# Exercise task
State the number of lines in these records holding "etiam". Say nothing more.

[START Exercise materials]

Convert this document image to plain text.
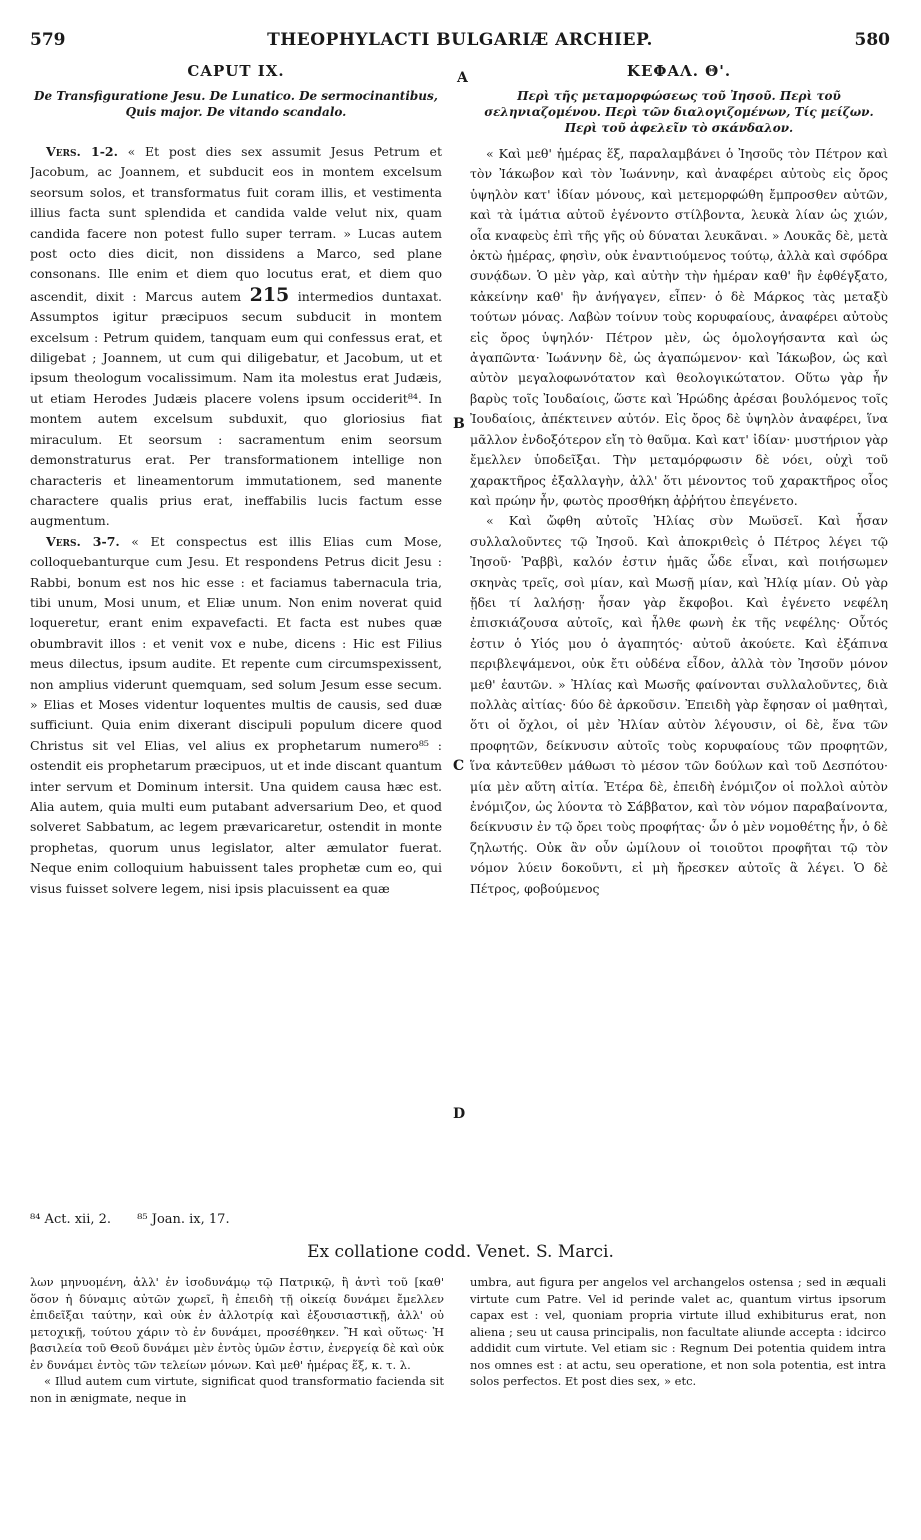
579	THEOPHYLACTI BULGARIÆ ARCHIEP.	580
CAPUT IX.
De Transfiguratione Jesu. De Lunatico. De sermocinantibus, Quis major. De vitando scandalo.

Vers. 1-2. « Et post dies sex assumit Jesus Petrum et Jacobum, ac Joannem, et subducit eos in montem excelsum seorsum solos, et transformatus fuit coram illis, et vestimenta illius facta sunt splendida et candida valde velut nix, quam candida facere non potest fullo super terram. » Lucas autem post octo dies dicit, non dissidens a Marco, sed plane consonans. Ille enim et diem quo locutus erat, et diem quo ascendit, dixit : Marcus autem 215 intermedios duntaxat. Assumptos igitur præcipuos secum subducit in montem excelsum : Petrum quidem, tanquam eum qui confessus erat, et diligebat ; Joannem, ut cum qui diligebatur, et Jacobum, ut et ipsum theologum vocalissimum. Nam ita molestus erat Judæis, ut etiam Herodes Judæis placere volens ipsum occiderit⁸⁴. In montem autem excelsum subduxit, quo gloriosius fiat miraculum. Et seorsum : sacramentum enim seorsum demonstraturus erat. Per transformationem intellige non characteris et lineamentorum immutationem, sed manente charactere qualis prius erat, ineffabilis lucis factum esse augmentum.

Vers. 3-7. « Et conspectus est illis Elias cum Mose, colloquebanturque cum Jesu. Et respondens Petrus dicit Jesu : Rabbi, bonum est nos hic esse : et faciamus tabernacula tria, tibi unum, Mosi unum, et Eliæ unum. Non enim noverat quid loqueretur, erant enim expavefacti. Et facta est nubes quæ obumbravit illos : et venit vox e nube, dicens : Hic est Filius meus dilectus, ipsum audite. Et repente cum circumspexissent, non amplius viderunt quemquam, sed solum Jesum esse secum. » Elias et Moses videntur loquentes multis de causis, sed duæ sufficiunt. Quia enim dixerant discipuli populum dicere quod Christus sit vel Elias, vel alius ex prophetarum numero⁸⁵ : ostendit eis prophetarum præcipuos, ut et inde discant quantum inter servum et Dominum intersit. Una quidem causa hæc est. Alia autem, quia multi eum putabant adversarium Deo, et quod solveret Sabbatum, ac legem prævaricaretur, ostendit in monte prophetas, quorum unus legislator, alter æmulator fuerat. Neque enim colloquium habuissent tales prophetæ cum eo, qui visus fuisset solvere legem, nisi ipsis placuissent ea quæ

A
B
C
D
ΚΕΦΑΛ. Θ'.
Περὶ τῆς μεταμορφώσεως τοῦ Ἰησοῦ. Περὶ τοῦ σεληνιαζομένου. Περὶ τῶν διαλογιζομένων, Τίς μείζων. Περὶ τοῦ ἀφελεῖν τὸ σκάνδαλον.

« Καὶ μεθ' ἡμέρας ἕξ, παραλαμβάνει ὁ Ἰησοῦς τὸν Πέτρον καὶ τὸν Ἰάκωβον καὶ τὸν Ἰωάννην, καὶ ἀναφέρει αὐτοὺς εἰς ὄρος ὑψηλὸν κατ' ἰδίαν μόνους, καὶ μετεμορφώθη ἔμπροσθεν αὐτῶν, καὶ τὰ ἱμάτια αὐτοῦ ἐγένοντο στίλβοντα, λευκὰ λίαν ὡς χιών, οἷα κναφεὺς ἐπὶ τῆς γῆς οὐ δύναται λευκᾶναι. » Λουκᾶς δὲ, μετὰ ὀκτὼ ἡμέρας, φησὶν, οὐκ ἐναντιούμενος τούτῳ, ἀλλὰ καὶ σφόδρα συνᾴδων. Ὁ μὲν γὰρ, καὶ αὐτὴν τὴν ἡμέραν καθ' ἣν ἐφθέγξατο, κἀκείνην καθ' ἣν ἀνήγαγεν, εἶπεν· ὁ δὲ Μάρκος τὰς μεταξὺ τούτων μόνας. Λαβὼν τοίνυν τοὺς κορυφαίους, ἀναφέρει αὐτοὺς εἰς ὄρος ὑψηλόν· Πέτρον μὲν, ὡς ὁμολογήσαντα καὶ ὡς ἀγαπῶντα· Ἰωάννην δὲ, ὡς ἀγαπώμενον· καὶ Ἰάκωβον, ὡς καὶ αὐτὸν μεγαλοφωνότατον καὶ θεολογικώτατον. Οὕτω γὰρ ἦν βαρὺς τοῖς Ἰουδαίοις, ὥστε καὶ Ἡρώδης ἀρέσαι βουλόμενος τοῖς Ἰουδαίοις, ἀπέκτεινεν αὐτόν. Εἰς ὄρος δὲ ὑψηλὸν ἀναφέρει, ἵνα μᾶλλον ἐνδοξότερον εἴη τὸ θαῦμα. Καὶ κατ' ἰδίαν· μυστήριον γὰρ ἔμελλεν ὑποδεῖξαι. Τὴν μεταμόρφωσιν δὲ νόει, οὐχὶ τοῦ χαρακτῆρος ἐξαλλαγὴν, ἀλλ' ὅτι μένοντος τοῦ χαρακτῆρος οἷος καὶ πρώην ἦν, φωτὸς προσθήκη ἀῤῥήτου ἐπεγένετο.

« Καὶ ὤφθη αὐτοῖς Ἠλίας σὺν Μωϋσεῖ. Καὶ ἦσαν συλλαλοῦντες τῷ Ἰησοῦ. Καὶ ἀποκριθεὶς ὁ Πέτρος λέγει τῷ Ἰησοῦ· Ῥαββὶ, καλόν ἐστιν ἡμᾶς ὧδε εἶναι, καὶ ποιήσωμεν σκηνὰς τρεῖς, σοὶ μίαν, καὶ Μωσῇ μίαν, καὶ Ἠλίᾳ μίαν. Οὐ γὰρ ᾔδει τί λαλήσῃ· ἦσαν γὰρ ἔκφοβοι. Καὶ ἐγένετο νεφέλη ἐπισκιάζουσα αὐτοῖς, καὶ ἦλθε φωνὴ ἐκ τῆς νεφέλης· Οὗτός ἐστιν ὁ Υἱός μου ὁ ἀγαπητός· αὐτοῦ ἀκούετε. Καὶ ἐξάπινα περιβλεψάμενοι, οὐκ ἔτι οὐδένα εἶδον, ἀλλὰ τὸν Ἰησοῦν μόνον μεθ' ἑαυτῶν. » Ἠλίας καὶ Μωσῆς φαίνονται συλλαλοῦντες, διὰ πολλὰς αἰτίας· δύο δὲ ἀρκοῦσιν. Ἐπειδὴ γὰρ ἔφησαν οἱ μαθηταὶ, ὅτι οἱ ὄχλοι, οἱ μὲν Ἠλίαν αὐτὸν λέγουσιν, οἱ δὲ, ἕνα τῶν προφητῶν, δείκνυσιν αὐτοῖς τοὺς κορυφαίους τῶν προφητῶν, ἵνα κἀντεῦθεν μάθωσι τὸ μέσον τῶν δούλων καὶ τοῦ Δεσπότου· μία μὲν αὕτη αἰτία. Ἑτέρα δὲ, ἐπειδὴ ἐνόμιζον οἱ πολλοὶ αὐτὸν ἐνόμιζον, ὡς λύοντα τὸ Σάββατον, καὶ τὸν νόμον παραβαίνοντα, δείκνυσιν ἐν τῷ ὄρει τοὺς προφήτας· ὧν ὁ μὲν νομοθέτης ἦν, ὁ δὲ ζηλωτής. Οὐκ ἂν οὖν ὡμίλουν οἱ τοιοῦτοι προφῆται τῷ τὸν νόμον λύειν δοκοῦντι, εἰ μὴ ἤρεσκεν αὐτοῖς ἃ λέγει. Ὁ δὲ Πέτρος, φοβούμενος

⁸⁴ Act. xii, 2. ⁸⁵ Joan. ix, 17.
Ex collatione codd. Venet. S. Marci.

λων μηνυομένη, ἀλλ' ἐν ἰσοδυνάμῳ τῷ Πατρικῷ, ἢ ἀντὶ τοῦ [καθ' ὅσον ἡ δύναμις αὐτῶν χωρεῖ, ἢ ἐπειδὴ τῇ οἰκείᾳ δυνάμει ἔμελλεν ἐπιδεῖξαι ταύτην, καὶ οὐκ ἐν ἀλλοτρίᾳ καὶ ἐξουσιαστικῇ, ἀλλ' οὐ μετοχικῇ, τούτου χάριν τὸ ἐν δυνάμει, προσέθηκεν. Ἢ καὶ οὕτως· Ἡ βασιλεία τοῦ Θεοῦ δυνάμει μὲν ἐντὸς ὑμῶν ἐστιν, ἐνεργείᾳ δὲ καὶ οὐκ ἐν δυνάμει ἐντὸς τῶν τελείων μόνων. Καὶ μεθ' ἡμέρας ἕξ, κ. τ. λ.

« Illud autem cum virtute, significat quod transformatio facienda sit non in ænigmate, neque in

umbra, aut figura per angelos vel archangelos ostensa ; sed in æquali virtute cum Patre. Vel id perinde valet ac, quantum virtus ipsorum capax est : vel, quoniam propria virtute illud exhibiturus erat, non aliena ; seu ut causa principalis, non facultate aliunde accepta : idcirco addidit cum virtute. Vel etiam sic : Regnum Dei potentia quidem intra nos omnes est : at actu, seu operatione, et non sola potentia, est intra solos perfectos. Et post dies sex, » etc.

[END Exercise materials]

# Exercise output
2